# TASK DETAILS
Copy the lines below word for word, starting with the first line and stopping after the line that contains "col-label-F: F [142,245,158,260]".

— start DATA EXCERPTS —

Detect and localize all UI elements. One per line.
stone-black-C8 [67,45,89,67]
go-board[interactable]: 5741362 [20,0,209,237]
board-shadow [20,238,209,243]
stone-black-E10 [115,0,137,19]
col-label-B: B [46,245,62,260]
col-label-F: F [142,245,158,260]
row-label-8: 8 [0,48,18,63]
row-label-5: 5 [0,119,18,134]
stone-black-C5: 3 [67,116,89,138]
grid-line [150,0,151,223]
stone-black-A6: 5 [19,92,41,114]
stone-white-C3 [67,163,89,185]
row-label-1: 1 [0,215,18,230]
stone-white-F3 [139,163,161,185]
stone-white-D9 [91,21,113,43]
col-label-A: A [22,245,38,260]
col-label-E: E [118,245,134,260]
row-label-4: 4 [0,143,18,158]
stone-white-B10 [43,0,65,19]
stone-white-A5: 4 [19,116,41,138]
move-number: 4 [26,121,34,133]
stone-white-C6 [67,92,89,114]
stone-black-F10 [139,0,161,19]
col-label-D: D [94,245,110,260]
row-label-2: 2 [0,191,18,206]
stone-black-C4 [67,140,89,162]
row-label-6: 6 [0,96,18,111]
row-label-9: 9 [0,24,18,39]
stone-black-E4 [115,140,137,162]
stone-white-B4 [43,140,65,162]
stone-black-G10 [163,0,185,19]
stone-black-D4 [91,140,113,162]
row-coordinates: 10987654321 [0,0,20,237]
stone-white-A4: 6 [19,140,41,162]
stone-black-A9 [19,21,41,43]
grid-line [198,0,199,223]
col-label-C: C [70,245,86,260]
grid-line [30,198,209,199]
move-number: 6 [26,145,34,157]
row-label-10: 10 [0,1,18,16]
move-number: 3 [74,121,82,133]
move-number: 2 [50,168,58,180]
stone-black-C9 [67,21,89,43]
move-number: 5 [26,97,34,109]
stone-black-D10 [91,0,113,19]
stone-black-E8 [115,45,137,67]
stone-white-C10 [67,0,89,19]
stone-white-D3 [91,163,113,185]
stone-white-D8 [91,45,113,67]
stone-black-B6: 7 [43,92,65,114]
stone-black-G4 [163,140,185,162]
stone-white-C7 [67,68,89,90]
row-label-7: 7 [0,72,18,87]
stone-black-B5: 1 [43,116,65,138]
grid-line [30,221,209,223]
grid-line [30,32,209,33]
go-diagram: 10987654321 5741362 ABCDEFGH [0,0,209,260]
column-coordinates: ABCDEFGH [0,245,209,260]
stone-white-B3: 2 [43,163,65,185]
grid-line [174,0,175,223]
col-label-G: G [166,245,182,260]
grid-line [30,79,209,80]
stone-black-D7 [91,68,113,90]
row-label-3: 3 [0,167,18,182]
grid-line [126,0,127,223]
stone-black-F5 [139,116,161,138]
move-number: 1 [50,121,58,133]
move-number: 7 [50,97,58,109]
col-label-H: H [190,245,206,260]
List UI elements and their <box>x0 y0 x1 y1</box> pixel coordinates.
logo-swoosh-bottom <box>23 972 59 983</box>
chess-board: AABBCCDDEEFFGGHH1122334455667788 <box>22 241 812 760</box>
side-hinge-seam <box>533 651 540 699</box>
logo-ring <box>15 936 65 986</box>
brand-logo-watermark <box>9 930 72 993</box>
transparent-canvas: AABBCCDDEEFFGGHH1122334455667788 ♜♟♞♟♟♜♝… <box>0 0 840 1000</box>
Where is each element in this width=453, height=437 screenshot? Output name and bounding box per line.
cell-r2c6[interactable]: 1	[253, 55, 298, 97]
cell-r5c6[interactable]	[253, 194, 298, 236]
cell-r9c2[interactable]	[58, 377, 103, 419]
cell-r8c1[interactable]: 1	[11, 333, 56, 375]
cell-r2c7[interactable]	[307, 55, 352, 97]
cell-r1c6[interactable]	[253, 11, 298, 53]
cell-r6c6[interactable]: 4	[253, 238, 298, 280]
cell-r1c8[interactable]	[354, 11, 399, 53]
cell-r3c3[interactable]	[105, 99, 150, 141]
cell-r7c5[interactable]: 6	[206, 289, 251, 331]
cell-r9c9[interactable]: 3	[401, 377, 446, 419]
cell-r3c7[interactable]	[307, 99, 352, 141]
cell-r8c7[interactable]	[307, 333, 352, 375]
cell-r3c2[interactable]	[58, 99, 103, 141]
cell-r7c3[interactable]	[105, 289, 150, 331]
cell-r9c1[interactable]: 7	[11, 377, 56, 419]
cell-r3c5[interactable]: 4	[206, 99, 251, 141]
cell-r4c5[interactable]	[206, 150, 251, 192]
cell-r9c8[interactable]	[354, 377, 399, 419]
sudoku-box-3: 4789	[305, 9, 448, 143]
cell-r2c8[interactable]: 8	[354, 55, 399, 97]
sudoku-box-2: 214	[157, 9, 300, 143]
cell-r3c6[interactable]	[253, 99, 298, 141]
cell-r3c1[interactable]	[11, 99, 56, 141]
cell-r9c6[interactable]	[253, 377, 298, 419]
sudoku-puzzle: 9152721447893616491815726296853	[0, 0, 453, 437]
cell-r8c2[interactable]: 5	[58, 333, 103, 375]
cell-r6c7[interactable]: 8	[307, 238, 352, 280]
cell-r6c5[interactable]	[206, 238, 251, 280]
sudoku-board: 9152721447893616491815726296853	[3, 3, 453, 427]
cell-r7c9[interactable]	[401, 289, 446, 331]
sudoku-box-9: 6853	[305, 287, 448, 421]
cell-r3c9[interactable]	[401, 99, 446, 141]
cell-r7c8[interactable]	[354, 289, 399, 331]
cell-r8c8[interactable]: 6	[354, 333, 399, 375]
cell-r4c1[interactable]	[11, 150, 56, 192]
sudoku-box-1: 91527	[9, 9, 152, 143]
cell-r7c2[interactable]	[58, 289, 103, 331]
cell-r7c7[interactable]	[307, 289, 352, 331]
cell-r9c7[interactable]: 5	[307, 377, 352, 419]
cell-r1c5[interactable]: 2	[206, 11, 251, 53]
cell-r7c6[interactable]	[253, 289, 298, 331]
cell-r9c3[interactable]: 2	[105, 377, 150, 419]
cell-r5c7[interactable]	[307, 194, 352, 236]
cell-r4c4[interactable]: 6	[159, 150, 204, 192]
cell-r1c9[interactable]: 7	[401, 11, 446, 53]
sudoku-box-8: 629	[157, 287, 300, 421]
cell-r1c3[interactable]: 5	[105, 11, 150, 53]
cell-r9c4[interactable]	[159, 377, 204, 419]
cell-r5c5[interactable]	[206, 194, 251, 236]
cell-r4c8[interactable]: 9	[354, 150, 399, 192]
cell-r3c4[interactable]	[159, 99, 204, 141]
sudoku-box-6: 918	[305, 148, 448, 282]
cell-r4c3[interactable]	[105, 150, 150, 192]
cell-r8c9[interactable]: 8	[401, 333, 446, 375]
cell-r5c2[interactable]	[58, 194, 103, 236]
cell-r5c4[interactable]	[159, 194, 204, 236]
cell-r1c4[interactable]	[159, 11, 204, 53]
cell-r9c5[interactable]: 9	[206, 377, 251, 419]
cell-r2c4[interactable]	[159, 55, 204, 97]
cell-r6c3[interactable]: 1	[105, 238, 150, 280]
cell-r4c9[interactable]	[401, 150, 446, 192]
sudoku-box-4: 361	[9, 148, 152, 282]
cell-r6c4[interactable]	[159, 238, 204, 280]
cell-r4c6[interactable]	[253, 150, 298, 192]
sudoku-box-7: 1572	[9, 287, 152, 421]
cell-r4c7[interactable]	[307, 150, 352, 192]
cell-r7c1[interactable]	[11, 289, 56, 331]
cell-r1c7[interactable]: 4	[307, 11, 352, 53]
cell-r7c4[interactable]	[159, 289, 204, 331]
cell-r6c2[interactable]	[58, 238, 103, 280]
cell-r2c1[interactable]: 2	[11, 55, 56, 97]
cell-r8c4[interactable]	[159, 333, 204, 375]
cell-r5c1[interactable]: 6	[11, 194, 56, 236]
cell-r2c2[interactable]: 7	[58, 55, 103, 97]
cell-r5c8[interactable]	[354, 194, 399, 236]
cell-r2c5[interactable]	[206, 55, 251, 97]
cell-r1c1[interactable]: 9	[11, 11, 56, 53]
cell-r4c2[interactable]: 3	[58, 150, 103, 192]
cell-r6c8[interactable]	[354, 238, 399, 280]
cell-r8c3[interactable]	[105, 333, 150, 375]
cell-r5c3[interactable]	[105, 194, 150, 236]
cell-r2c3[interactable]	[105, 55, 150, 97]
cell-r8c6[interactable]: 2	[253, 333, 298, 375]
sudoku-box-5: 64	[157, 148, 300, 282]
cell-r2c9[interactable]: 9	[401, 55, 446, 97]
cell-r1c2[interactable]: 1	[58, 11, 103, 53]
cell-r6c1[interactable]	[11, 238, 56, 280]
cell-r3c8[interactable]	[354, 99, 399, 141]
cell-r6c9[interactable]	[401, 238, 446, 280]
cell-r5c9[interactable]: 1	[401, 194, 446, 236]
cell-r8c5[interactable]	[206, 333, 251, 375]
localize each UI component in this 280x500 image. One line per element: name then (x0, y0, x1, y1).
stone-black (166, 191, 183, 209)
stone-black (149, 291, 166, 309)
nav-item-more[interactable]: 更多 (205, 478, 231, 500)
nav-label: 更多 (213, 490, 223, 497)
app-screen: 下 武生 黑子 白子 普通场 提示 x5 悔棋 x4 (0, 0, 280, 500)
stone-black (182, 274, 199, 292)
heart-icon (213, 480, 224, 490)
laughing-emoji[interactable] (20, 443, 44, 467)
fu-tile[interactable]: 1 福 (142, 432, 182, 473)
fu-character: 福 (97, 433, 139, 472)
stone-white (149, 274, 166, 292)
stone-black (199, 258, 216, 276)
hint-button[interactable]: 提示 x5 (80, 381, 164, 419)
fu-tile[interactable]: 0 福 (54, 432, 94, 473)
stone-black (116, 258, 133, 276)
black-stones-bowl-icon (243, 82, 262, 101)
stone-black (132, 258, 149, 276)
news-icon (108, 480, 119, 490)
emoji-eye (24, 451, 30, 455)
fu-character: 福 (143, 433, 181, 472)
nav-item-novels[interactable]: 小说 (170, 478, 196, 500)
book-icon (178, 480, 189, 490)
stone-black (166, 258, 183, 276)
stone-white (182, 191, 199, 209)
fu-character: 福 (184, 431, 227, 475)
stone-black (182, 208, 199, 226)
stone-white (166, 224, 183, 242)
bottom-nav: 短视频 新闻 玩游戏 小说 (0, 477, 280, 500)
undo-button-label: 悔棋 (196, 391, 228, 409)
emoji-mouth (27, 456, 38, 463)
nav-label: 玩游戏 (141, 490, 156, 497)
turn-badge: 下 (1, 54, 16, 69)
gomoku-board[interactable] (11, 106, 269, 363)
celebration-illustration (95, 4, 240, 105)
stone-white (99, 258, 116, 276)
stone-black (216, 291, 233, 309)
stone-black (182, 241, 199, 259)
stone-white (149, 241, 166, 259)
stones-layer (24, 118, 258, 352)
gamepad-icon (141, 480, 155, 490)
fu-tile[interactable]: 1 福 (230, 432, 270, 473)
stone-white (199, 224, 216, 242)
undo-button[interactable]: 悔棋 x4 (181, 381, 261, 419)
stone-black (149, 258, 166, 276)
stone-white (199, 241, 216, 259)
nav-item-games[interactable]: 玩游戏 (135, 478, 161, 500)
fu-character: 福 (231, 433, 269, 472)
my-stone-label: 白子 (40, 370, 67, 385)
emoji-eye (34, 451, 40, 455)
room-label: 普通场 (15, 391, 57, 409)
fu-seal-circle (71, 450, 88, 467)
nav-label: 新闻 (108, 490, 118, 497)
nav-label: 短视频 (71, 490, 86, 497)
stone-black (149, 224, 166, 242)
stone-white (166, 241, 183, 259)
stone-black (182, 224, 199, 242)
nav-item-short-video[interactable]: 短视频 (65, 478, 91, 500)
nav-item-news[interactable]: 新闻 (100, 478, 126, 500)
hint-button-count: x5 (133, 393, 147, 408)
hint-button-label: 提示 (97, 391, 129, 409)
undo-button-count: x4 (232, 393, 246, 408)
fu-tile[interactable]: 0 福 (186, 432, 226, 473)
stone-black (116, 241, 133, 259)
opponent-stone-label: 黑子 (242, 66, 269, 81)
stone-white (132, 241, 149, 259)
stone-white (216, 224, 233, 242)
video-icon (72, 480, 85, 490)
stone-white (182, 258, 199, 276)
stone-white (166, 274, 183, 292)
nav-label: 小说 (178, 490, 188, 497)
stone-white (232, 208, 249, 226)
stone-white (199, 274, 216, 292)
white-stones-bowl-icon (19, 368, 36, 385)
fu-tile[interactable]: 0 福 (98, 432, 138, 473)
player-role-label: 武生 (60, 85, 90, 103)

— end DATA EXCERPTS —

# FINAL RESULT
Detect and localize all UI elements. One per line.
stone-black-C8 [67,45,89,67]
go-board[interactable]: 5741362 [20,0,209,237]
board-shadow [20,238,209,243]
stone-black-E10 [115,0,137,19]
col-label-B: B [46,245,62,260]
col-label-F: F [142,245,158,260]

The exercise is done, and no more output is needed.